Stored records:

··········

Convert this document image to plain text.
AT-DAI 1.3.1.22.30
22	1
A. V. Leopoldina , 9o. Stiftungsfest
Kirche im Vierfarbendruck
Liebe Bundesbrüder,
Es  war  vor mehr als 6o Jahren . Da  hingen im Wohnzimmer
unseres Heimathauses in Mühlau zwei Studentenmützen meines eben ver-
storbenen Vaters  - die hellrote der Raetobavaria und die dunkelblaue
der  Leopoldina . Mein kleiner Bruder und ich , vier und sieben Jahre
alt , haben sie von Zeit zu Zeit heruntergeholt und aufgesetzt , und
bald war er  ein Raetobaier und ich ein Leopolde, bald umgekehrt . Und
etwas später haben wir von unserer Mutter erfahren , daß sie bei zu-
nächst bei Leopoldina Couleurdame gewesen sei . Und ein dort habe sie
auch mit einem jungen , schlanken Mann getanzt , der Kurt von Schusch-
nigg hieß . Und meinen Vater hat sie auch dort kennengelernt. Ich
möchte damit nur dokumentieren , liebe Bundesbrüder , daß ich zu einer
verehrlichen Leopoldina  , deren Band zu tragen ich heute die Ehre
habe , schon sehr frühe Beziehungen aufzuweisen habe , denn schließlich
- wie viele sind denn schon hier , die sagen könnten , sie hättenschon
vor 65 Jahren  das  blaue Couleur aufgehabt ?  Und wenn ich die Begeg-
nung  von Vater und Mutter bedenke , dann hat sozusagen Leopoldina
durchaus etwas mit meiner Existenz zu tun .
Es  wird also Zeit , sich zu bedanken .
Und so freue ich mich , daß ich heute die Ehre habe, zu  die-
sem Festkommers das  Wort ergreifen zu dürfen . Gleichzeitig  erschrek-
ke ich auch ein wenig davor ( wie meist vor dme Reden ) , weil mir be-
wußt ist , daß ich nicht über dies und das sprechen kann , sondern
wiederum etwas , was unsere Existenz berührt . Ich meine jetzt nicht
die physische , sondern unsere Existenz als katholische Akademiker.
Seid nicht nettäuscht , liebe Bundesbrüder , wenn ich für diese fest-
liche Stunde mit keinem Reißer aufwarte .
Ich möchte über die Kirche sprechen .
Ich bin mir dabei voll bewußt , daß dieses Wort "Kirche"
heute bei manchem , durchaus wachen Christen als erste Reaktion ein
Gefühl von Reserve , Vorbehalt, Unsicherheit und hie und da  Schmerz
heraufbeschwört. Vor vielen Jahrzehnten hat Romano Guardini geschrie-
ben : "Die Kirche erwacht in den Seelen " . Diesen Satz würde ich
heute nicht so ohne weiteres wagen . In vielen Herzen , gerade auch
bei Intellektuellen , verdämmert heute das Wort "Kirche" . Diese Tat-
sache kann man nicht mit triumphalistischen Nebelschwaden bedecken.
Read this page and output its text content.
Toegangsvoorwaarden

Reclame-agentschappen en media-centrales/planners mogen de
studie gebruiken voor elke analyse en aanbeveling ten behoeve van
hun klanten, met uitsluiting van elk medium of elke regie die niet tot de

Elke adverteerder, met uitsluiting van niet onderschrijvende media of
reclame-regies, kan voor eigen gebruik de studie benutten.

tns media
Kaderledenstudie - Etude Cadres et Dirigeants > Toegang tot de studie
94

··········

▶ _Task_
The entries above must be returned in full, exactly as shown.

▶ _Complete answer_
Convert this document image to plain text.
AT-DAI 1.3.1.22.30
22	1
A. V. Leopoldina , 9o. Stiftungsfest
Kirche im Vierfarbendruck
Liebe Bundesbrüder,
Es  war  vor mehr als 6o Jahren . Da  hingen im Wohnzimmer
unseres Heimathauses in Mühlau zwei Studentenmützen meines eben ver-
storbenen Vaters  - die hellrote der Raetobavaria und die dunkelblaue
der  Leopoldina . Mein kleiner Bruder und ich , vier und sieben Jahre
alt , haben sie von Zeit zu Zeit heruntergeholt und aufgesetzt , und
bald war er  ein Raetobaier und ich ein Leopolde, bald umgekehrt . Und
etwas später haben wir von unserer Mutter erfahren , daß sie bei zu-
nächst bei Leopoldina Couleurdame gewesen sei . Und ein dort habe sie
auch mit einem jungen , schlanken Mann getanzt , der Kurt von Schusch-
nigg hieß . Und meinen Vater hat sie auch dort kennengelernt. Ich
möchte damit nur dokumentieren , liebe Bundesbrüder , daß ich zu einer
verehrlichen Leopoldina  , deren Band zu tragen ich heute die Ehre
habe , schon sehr frühe Beziehungen aufzuweisen habe , denn schließlich
- wie viele sind denn schon hier , die sagen könnten , sie hättenschon
vor 65 Jahren  das  blaue Couleur aufgehabt ?  Und wenn ich die Begeg-
nung  von Vater und Mutter bedenke , dann hat sozusagen Leopoldina
durchaus etwas mit meiner Existenz zu tun .
Es  wird also Zeit , sich zu bedanken .
Und so freue ich mich , daß ich heute die Ehre habe, zu  die-
sem Festkommers das  Wort ergreifen zu dürfen . Gleichzeitig  erschrek-
ke ich auch ein wenig davor ( wie meist vor dme Reden ) , weil mir be-
wußt ist , daß ich nicht über dies und das sprechen kann , sondern
wiederum etwas , was unsere Existenz berührt . Ich meine jetzt nicht
die physische , sondern unsere Existenz als katholische Akademiker.
Seid nicht nettäuscht , liebe Bundesbrüder , wenn ich für diese fest-
liche Stunde mit keinem Reißer aufwarte .
Ich möchte über die Kirche sprechen .
Ich bin mir dabei voll bewußt , daß dieses Wort "Kirche"
heute bei manchem , durchaus wachen Christen als erste Reaktion ein
Gefühl von Reserve , Vorbehalt, Unsicherheit und hie und da  Schmerz
heraufbeschwört. Vor vielen Jahrzehnten hat Romano Guardini geschrie-
ben : "Die Kirche erwacht in den Seelen " . Diesen Satz würde ich
heute nicht so ohne weiteres wagen . In vielen Herzen , gerade auch
bei Intellektuellen , verdämmert heute das Wort "Kirche" . Diese Tat-
sache kann man nicht mit triumphalistischen Nebelschwaden bedecken.
Read this page and output its text content.
Toegangsvoorwaarden

Reclame-agentschappen en media-centrales/planners mogen de
studie gebruiken voor elke analyse en aanbeveling ten behoeve van
hun klanten, met uitsluiting van elk medium of elke regie die niet tot de

Elke adverteerder, met uitsluiting van niet onderschrijvende media of
reclame-regies, kan voor eigen gebruik de studie benutten.

tns media
Kaderledenstudie - Etude Cadres et Dirigeants > Toegang tot de studie
94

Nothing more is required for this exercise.